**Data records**
*****

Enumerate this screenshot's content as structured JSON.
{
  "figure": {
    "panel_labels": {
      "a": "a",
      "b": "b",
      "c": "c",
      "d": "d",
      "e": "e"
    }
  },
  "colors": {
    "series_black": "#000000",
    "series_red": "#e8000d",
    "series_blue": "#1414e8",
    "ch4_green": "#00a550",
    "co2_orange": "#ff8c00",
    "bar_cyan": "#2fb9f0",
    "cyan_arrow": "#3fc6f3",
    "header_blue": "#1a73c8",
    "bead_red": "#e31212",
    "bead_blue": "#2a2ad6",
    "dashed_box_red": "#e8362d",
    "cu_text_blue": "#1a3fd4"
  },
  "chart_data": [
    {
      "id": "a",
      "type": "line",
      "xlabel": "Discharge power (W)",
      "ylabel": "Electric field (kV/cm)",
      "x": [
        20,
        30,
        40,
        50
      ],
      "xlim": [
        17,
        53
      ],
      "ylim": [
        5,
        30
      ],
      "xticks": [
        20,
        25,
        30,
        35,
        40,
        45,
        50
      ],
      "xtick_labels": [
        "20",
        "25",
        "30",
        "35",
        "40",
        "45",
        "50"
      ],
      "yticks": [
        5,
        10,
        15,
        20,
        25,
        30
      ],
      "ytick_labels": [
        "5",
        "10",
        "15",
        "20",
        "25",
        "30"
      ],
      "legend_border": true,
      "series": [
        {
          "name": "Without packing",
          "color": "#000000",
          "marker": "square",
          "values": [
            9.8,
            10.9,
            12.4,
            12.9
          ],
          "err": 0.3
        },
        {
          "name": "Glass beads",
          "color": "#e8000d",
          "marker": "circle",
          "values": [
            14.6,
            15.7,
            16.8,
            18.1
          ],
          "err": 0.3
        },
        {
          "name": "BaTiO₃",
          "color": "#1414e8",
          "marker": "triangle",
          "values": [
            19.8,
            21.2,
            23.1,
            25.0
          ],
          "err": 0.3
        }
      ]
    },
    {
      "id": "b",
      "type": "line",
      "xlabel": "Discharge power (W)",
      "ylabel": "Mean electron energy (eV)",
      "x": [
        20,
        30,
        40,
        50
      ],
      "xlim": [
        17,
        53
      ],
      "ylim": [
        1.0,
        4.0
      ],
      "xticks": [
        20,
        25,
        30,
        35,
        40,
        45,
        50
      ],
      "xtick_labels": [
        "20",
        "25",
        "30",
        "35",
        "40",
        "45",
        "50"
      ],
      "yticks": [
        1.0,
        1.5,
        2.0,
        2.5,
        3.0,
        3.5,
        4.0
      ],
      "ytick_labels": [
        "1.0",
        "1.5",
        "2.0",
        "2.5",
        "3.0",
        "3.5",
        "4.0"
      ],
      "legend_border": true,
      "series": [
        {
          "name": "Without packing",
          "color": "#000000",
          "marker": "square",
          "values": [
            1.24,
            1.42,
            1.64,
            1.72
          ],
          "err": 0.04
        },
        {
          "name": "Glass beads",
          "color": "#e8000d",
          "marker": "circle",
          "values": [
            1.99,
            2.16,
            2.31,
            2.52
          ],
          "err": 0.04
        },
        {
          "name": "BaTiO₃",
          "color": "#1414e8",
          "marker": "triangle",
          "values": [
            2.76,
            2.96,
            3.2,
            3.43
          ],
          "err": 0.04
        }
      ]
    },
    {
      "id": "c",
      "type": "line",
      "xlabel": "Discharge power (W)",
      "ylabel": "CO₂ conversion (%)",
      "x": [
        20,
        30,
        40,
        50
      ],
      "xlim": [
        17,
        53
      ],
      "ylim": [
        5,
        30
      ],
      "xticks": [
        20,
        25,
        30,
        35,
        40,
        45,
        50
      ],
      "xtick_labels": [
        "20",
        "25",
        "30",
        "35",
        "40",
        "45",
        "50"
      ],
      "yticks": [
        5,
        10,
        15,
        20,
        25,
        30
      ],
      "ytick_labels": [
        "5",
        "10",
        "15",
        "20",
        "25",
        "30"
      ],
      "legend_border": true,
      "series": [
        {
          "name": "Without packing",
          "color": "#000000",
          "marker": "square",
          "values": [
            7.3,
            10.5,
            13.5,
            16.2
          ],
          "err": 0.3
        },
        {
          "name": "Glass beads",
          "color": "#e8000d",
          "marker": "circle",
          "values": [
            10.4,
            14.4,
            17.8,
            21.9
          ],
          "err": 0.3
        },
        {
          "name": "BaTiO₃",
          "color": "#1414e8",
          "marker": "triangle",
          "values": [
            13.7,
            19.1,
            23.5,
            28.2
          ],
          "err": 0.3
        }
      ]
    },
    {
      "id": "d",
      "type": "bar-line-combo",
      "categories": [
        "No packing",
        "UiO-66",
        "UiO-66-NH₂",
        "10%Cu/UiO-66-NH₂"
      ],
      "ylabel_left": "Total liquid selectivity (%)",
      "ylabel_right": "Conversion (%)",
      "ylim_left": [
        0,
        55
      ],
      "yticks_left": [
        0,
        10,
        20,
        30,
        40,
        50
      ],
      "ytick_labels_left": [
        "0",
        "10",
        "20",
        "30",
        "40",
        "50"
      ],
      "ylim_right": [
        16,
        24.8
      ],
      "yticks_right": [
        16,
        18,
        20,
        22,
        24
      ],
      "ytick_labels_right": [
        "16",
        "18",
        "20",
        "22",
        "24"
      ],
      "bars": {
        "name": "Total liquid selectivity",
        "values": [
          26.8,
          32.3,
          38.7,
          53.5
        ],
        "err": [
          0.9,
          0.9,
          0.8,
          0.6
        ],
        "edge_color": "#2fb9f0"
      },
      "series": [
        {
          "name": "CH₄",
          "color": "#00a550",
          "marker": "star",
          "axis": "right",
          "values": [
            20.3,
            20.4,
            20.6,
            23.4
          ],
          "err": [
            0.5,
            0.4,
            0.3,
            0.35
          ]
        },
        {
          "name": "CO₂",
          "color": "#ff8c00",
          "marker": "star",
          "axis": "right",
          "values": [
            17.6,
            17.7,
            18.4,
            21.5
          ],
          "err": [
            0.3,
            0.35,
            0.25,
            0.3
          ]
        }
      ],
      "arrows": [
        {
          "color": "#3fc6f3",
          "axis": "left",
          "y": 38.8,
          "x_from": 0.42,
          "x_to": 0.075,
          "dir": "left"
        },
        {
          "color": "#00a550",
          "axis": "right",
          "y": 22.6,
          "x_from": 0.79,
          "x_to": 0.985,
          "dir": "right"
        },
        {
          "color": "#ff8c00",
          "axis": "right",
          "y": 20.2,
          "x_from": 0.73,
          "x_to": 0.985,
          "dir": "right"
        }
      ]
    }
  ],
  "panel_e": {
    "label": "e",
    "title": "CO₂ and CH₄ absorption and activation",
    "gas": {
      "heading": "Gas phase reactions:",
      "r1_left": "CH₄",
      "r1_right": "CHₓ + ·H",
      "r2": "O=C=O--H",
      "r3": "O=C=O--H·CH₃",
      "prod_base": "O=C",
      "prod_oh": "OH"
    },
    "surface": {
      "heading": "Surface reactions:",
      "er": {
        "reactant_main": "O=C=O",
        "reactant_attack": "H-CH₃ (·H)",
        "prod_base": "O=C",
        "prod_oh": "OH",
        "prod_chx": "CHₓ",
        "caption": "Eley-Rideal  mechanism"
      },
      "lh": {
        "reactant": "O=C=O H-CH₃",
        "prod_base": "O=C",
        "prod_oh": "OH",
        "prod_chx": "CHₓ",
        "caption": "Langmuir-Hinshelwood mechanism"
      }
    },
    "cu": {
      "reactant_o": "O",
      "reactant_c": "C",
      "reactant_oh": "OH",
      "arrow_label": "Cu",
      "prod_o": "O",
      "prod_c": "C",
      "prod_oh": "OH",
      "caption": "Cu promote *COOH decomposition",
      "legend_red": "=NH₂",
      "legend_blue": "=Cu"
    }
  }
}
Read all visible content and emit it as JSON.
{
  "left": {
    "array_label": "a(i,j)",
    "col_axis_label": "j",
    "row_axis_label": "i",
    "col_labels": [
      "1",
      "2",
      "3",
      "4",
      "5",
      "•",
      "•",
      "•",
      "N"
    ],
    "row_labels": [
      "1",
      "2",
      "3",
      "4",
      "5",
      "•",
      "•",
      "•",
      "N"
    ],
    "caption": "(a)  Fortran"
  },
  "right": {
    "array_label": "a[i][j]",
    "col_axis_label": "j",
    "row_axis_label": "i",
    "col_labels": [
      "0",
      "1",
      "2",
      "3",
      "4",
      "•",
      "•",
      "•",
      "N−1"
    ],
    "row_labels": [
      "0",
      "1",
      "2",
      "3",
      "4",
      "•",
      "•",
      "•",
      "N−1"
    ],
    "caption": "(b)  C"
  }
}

*****

**EXERCISE**
Check all the records above and select each line where the string "content" is found.

**THE SOLUTION**
Enumerate this screenshot's content as structured JSON.
Read all visible content and emit it as JSON.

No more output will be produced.